■ Selection ■

PasswordHash Tutorial

Overview

Passlib supports a large number of hash algorithms, all of which can be imported from the passlib.hash module. While the exact options and behavior will vary between each algorithm, all of the hashes provided by Passlib use the same interface, defined by the passlib.ifc.PasswordHash abstract class.

The PasswordHash class provides a generic interface for interacting individually with the various hashing algorithms. It offers methods and attributes for a number of use-cases, which fall into three general categories:

  • Creating & verifying hashes
  • Examining the configuration of a hasher, and customizing the defaults.
  • Assorting supplementary methods.

See also

  • passlib.ifc – API reference of all the methods and attributes of the PasswordHash class.
  • passlib.context.CryptContext – For working with multiple hash formats at once (such a user account table with multiple existing hash formats).

■ Data supplied ■
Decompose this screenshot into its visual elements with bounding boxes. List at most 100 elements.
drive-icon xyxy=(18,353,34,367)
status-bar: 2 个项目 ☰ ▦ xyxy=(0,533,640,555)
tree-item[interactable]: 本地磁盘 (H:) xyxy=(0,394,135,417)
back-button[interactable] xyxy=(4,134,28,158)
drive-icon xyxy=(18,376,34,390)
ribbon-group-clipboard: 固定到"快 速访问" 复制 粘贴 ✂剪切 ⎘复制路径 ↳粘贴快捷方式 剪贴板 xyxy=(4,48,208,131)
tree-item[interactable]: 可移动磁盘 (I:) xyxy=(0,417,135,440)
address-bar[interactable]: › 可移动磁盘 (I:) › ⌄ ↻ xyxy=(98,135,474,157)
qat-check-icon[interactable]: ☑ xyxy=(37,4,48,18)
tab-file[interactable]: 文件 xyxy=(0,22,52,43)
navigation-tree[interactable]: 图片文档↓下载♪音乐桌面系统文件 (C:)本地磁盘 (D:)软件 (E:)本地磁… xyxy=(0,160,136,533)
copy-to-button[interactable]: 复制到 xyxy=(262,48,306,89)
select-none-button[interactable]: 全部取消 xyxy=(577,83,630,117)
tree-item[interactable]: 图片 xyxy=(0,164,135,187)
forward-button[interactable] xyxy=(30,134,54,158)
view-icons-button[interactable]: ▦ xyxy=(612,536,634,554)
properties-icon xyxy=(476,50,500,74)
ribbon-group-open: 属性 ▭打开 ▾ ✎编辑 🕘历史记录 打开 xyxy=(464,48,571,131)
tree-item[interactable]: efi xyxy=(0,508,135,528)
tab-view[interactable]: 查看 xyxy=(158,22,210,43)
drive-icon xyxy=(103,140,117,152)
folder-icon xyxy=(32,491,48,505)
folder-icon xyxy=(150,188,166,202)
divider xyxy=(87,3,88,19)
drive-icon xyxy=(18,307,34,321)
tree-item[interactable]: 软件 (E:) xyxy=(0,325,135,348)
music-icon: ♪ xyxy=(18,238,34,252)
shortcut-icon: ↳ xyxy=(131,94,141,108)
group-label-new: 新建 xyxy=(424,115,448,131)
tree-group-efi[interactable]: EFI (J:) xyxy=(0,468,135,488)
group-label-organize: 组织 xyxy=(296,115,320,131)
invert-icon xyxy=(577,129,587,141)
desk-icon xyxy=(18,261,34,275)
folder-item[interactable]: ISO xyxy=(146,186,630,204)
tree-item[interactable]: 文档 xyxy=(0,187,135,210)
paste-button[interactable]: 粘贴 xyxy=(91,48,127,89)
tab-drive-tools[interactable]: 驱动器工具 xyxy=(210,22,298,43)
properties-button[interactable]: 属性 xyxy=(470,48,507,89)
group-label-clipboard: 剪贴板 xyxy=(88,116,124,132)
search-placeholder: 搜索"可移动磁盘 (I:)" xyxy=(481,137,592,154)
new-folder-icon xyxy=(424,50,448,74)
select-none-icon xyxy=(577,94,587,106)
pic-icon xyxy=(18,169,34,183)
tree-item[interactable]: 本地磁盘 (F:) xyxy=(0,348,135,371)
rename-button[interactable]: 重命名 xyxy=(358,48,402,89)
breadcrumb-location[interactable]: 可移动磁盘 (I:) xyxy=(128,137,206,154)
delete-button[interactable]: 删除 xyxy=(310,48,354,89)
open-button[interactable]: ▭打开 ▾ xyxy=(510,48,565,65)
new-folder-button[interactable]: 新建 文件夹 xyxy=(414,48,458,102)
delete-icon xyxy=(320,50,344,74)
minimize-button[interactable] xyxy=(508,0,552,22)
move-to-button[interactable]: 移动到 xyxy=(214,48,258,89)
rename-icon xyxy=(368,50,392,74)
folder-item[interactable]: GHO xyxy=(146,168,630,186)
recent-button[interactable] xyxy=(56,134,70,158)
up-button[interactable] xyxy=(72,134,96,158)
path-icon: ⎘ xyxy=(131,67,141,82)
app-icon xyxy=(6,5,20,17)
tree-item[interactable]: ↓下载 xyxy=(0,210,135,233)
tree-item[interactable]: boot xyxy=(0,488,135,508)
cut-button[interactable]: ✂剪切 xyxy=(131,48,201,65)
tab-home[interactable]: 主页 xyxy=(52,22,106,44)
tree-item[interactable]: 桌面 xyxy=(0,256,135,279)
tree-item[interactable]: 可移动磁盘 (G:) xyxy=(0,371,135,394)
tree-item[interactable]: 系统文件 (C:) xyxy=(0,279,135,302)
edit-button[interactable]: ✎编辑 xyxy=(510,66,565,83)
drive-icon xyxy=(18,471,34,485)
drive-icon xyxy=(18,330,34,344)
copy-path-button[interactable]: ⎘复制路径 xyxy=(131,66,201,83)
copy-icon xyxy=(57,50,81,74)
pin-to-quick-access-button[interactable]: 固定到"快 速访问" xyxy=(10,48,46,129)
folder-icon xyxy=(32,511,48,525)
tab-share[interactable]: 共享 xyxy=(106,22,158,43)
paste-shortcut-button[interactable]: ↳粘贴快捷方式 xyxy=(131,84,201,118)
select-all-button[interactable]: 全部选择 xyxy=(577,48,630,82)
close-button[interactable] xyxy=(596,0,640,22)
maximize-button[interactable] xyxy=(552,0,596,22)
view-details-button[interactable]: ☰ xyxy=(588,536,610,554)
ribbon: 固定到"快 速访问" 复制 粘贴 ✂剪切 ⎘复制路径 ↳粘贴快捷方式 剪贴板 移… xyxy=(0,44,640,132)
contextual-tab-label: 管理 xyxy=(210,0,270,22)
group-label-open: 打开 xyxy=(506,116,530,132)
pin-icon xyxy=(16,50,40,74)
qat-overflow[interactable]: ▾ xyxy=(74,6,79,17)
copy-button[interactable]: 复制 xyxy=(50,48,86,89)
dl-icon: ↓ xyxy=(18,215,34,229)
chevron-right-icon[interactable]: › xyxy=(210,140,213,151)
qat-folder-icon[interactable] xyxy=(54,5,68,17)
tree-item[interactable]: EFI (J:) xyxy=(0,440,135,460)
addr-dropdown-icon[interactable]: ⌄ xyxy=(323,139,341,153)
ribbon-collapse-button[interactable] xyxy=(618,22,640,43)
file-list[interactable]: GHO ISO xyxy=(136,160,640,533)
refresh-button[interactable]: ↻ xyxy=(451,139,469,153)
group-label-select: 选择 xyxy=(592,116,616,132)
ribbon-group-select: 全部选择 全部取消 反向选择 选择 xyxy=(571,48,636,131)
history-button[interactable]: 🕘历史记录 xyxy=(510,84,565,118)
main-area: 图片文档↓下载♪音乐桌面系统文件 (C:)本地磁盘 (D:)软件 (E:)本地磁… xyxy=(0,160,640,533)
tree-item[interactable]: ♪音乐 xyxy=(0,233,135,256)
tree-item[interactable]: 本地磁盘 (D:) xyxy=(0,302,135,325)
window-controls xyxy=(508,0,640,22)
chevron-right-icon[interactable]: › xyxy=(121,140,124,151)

■ The tasks ■
[A] Translate this sentence from the Passlib tutorial into Spanish: "The PasswordHash class provides a generic interface for interacting individually with the various hashing algorithms."
[B] Copy the records word for word, from their first line through the line that contains "group-label-new: 新建 xyxy=(424,115,448,131)", both ends included.
The text and the records were taken from unrelated sources.

■ Solutions in order ■
[A] La clase PasswordHash proporciona una interfaz genérica para interactuar de forma individual con los distintos algoritmos de hash.

[B]
Decompose this screenshot into its visual elements with bounding boxes. List at most 100 elements.
drive-icon xyxy=(18,353,34,367)
status-bar: 2 个项目 ☰ ▦ xyxy=(0,533,640,555)
tree-item[interactable]: 本地磁盘 (H:) xyxy=(0,394,135,417)
back-button[interactable] xyxy=(4,134,28,158)
drive-icon xyxy=(18,376,34,390)
ribbon-group-clipboard: 固定到"快 速访问" 复制 粘贴 ✂剪切 ⎘复制路径 ↳粘贴快捷方式 剪贴板 xyxy=(4,48,208,131)
tree-item[interactable]: 可移动磁盘 (I:) xyxy=(0,417,135,440)
address-bar[interactable]: › 可移动磁盘 (I:) › ⌄ ↻ xyxy=(98,135,474,157)
qat-check-icon[interactable]: ☑ xyxy=(37,4,48,18)
tab-file[interactable]: 文件 xyxy=(0,22,52,43)
navigation-tree[interactable]: 图片文档↓下载♪音乐桌面系统文件 (C:)本地磁盘 (D:)软件 (E:)本地磁… xyxy=(0,160,136,533)
copy-to-button[interactable]: 复制到 xyxy=(262,48,306,89)
select-none-button[interactable]: 全部取消 xyxy=(577,83,630,117)
tree-item[interactable]: 图片 xyxy=(0,164,135,187)
forward-button[interactable] xyxy=(30,134,54,158)
view-icons-button[interactable]: ▦ xyxy=(612,536,634,554)
properties-icon xyxy=(476,50,500,74)
ribbon-group-open: 属性 ▭打开 ▾ ✎编辑 🕘历史记录 打开 xyxy=(464,48,571,131)
tree-item[interactable]: efi xyxy=(0,508,135,528)
tab-view[interactable]: 查看 xyxy=(158,22,210,43)
drive-icon xyxy=(103,140,117,152)
folder-icon xyxy=(32,491,48,505)
folder-icon xyxy=(150,188,166,202)
divider xyxy=(87,3,88,19)
drive-icon xyxy=(18,307,34,321)
tree-item[interactable]: 软件 (E:) xyxy=(0,325,135,348)
music-icon: ♪ xyxy=(18,238,34,252)
shortcut-icon: ↳ xyxy=(131,94,141,108)
group-label-new: 新建 xyxy=(424,115,448,131)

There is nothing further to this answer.